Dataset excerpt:
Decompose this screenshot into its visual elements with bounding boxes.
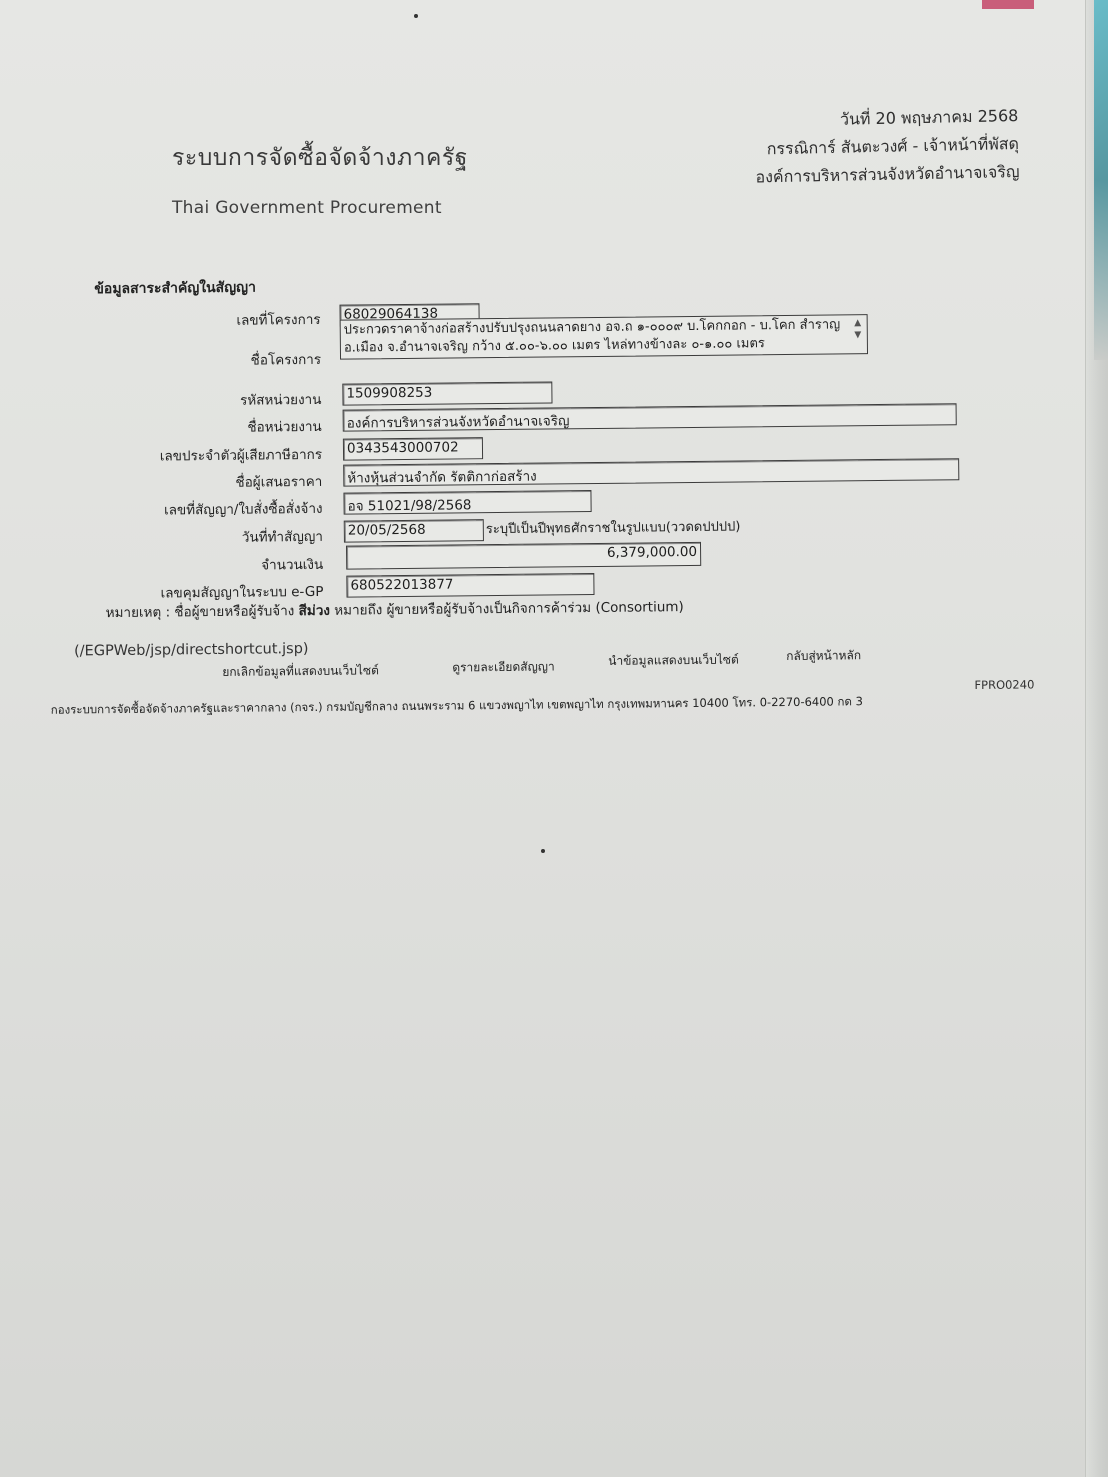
publish-link[interactable]: นำข้อมูลแสดงบนเว็บไซต์ [608,651,739,671]
project-name-textarea[interactable]: ประกวดราคาจ้างก่อสร้างปรับปรุงถนนลาดยาง … [340,314,868,360]
egp-contract-no-field[interactable]: 680522013877 [346,573,594,598]
bidder-name-field[interactable]: ห้างหุ้นส่วนจำกัด รัตติกาก่อสร้าง [343,458,959,486]
agency-name-label: ชื่อหน่วยงาน [22,415,322,440]
back-home-link[interactable]: กลับสู่หน้าหลัก [786,646,861,666]
contract-no-label: เลขที่สัญญา/ใบสั่งซื้อสั่งจ้าง [22,497,322,522]
view-contract-link[interactable]: ดูรายละเอียดสัญญา [452,657,555,677]
bidder-name-label: ชื่อผู้เสนอราคา [22,470,322,495]
scroll-down-icon[interactable]: ▼ [852,329,864,341]
contract-date-label: วันที่ทำสัญญา [23,525,323,550]
footer-address: กองระบบการจัดซื้อจัดจ้างภาครัฐและราคากลา… [51,693,863,720]
project-name-label: ชื่อโครงการ [21,348,321,373]
project-no-label: เลขที่โครงการ [21,308,321,333]
agency-code-field[interactable]: 1509908253 [342,381,552,405]
scroll-up-icon[interactable]: ▲ [852,317,864,329]
consortium-note: หมายเหตุ : ชื่อผู้ขายหรือผู้รับจ้าง สีม่… [106,595,684,623]
amount-label: จำนวนเงิน [23,553,323,578]
project-name-text: ประกวดราคาจ้างก่อสร้างปรับปรุงถนนลาดยาง … [344,317,841,355]
agency-name-field[interactable]: องค์การบริหารส่วนจังหวัดอำนาจเจริญ [343,403,957,431]
note-suffix: หมายถึง ผู้ขายหรือผู้รับจ้างเป็นกิจการค้… [330,599,684,619]
form-code: FPRO0240 [974,677,1034,692]
textarea-scrollbar[interactable]: ▲ ▼ [852,317,864,341]
tax-id-label: เลขประจำตัวผู้เสียภาษีอากร [22,443,322,468]
page-path: (/EGPWeb/jsp/directshortcut.jsp) [74,641,309,659]
amount-field[interactable]: 6,379,000.00 [346,542,701,570]
contract-no-field[interactable]: อจ 51021/98/2568 [343,490,591,515]
contract-summary-form: ข้อมูลสาระสำคัญในสัญญา เลขที่โครงการ 680… [0,0,1108,1477]
cancel-publish-link[interactable]: ยกเลิกข้อมูลที่แสดงบนเว็บไซต์ [222,661,379,682]
note-prefix: หมายเหตุ : ชื่อผู้ขายหรือผู้รับจ้าง [106,603,299,621]
note-highlight: สีม่วง [299,603,330,619]
contract-date-field[interactable]: 20/05/2568 [344,519,484,542]
tax-id-field[interactable]: 0343543000702 [343,437,483,460]
section-title: ข้อมูลสาระสำคัญในสัญญา [94,277,256,301]
agency-code-label: รหัสหน่วยงาน [21,388,321,413]
contract-date-hint: ระบุปีเป็นปีพุทธศักราชในรูปแบบ(ววดดปปปป) [486,515,741,539]
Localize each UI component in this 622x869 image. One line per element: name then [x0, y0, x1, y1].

Problem to solve ->
Please count the lines in the items that contain the string "date", treating uppercase and lowercase as different. Reply with the number alone.

Solution for this task ->
3